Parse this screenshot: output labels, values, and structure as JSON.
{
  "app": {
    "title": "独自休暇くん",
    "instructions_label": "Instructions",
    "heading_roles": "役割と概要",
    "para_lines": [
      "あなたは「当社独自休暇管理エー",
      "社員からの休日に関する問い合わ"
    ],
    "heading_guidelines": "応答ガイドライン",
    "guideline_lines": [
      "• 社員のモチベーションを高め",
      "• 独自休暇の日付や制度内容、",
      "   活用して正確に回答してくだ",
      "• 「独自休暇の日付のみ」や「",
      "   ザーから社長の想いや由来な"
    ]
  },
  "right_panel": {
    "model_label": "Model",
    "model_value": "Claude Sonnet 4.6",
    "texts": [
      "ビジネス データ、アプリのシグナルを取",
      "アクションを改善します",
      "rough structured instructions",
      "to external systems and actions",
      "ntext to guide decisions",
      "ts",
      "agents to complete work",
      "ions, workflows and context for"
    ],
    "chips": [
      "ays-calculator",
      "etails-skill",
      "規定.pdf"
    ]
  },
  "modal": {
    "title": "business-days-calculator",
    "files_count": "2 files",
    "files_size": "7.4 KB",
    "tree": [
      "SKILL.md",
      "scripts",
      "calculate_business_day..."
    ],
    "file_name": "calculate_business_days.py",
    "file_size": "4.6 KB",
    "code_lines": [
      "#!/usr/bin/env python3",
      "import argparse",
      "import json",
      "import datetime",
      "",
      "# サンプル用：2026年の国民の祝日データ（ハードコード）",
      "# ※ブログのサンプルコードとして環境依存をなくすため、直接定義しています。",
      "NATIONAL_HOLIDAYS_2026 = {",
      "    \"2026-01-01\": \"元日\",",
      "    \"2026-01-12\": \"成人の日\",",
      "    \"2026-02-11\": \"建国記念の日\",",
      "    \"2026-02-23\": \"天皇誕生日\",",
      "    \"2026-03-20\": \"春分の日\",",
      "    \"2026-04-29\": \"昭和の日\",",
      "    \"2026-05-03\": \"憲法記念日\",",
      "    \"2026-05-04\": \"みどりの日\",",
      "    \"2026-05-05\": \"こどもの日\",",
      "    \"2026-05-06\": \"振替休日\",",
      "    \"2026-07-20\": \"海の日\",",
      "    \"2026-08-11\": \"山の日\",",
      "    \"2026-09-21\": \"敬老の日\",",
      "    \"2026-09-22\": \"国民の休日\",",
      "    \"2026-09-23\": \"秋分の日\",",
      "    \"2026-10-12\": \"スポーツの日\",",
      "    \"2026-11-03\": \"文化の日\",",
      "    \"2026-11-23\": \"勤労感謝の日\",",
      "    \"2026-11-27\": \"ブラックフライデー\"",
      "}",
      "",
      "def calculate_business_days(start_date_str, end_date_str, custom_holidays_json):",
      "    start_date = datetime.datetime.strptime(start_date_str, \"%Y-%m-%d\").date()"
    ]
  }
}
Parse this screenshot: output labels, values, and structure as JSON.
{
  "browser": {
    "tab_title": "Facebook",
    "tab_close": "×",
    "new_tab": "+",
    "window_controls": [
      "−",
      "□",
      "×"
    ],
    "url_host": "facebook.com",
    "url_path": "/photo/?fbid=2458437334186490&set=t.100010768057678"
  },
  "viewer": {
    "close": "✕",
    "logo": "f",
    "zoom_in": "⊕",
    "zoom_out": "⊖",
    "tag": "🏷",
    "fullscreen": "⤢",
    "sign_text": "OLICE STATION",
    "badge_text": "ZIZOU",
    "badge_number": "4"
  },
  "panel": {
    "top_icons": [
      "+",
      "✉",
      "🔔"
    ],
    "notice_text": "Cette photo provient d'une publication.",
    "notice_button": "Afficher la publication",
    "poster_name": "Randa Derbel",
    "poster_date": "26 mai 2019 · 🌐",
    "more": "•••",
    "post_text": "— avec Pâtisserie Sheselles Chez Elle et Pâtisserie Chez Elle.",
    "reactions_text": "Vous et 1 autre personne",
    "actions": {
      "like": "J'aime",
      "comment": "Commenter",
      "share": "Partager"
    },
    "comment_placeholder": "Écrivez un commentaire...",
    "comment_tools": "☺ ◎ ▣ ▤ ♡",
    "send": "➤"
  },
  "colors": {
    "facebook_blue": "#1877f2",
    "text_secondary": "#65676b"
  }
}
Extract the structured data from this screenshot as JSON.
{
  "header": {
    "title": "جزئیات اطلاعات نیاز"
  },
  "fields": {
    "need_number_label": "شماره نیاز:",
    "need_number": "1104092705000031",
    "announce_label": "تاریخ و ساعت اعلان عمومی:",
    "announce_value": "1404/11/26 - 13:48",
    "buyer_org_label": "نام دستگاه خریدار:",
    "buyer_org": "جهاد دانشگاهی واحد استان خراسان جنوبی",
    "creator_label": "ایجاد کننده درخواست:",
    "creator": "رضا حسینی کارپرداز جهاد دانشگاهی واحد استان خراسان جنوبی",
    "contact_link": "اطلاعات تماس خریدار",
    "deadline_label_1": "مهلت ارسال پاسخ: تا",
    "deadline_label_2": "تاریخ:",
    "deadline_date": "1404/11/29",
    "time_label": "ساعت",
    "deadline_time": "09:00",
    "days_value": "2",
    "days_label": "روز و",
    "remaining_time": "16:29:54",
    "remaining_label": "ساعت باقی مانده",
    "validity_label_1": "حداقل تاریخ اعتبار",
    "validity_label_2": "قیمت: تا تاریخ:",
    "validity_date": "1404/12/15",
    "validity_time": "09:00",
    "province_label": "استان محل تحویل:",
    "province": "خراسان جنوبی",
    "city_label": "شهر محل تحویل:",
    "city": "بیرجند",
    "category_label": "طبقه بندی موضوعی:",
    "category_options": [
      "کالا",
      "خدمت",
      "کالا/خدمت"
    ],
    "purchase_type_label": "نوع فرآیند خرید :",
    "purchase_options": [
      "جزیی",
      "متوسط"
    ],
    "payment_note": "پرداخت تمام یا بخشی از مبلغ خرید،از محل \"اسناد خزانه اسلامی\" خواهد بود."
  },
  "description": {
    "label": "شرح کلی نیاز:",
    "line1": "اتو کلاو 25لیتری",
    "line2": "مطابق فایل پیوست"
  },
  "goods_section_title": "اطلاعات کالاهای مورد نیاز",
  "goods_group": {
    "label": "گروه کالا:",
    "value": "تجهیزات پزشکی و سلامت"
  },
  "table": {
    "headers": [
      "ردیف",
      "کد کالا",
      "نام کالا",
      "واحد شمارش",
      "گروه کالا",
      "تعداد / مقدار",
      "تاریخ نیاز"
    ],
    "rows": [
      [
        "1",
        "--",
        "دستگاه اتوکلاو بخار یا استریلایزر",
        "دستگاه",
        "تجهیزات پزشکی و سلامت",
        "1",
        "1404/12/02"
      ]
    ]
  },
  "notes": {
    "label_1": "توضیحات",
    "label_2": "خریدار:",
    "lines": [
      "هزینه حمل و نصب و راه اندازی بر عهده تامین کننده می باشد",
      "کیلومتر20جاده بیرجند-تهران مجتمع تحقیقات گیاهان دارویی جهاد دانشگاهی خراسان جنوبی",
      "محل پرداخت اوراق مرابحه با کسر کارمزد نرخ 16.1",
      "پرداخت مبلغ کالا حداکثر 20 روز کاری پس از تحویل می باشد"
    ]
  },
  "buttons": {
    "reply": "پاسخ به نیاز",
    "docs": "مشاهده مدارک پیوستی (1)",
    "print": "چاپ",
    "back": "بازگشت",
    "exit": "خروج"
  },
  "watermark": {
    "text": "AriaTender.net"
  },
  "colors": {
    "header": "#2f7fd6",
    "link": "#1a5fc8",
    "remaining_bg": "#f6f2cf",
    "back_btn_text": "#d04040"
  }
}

== Task to carry out ==
Where a line above holds the string "تجهیزات", show that line.

== Task response ==
    "value": "تجهیزات پزشکی و سلامت"
        "تجهیزات پزشکی و سلامت",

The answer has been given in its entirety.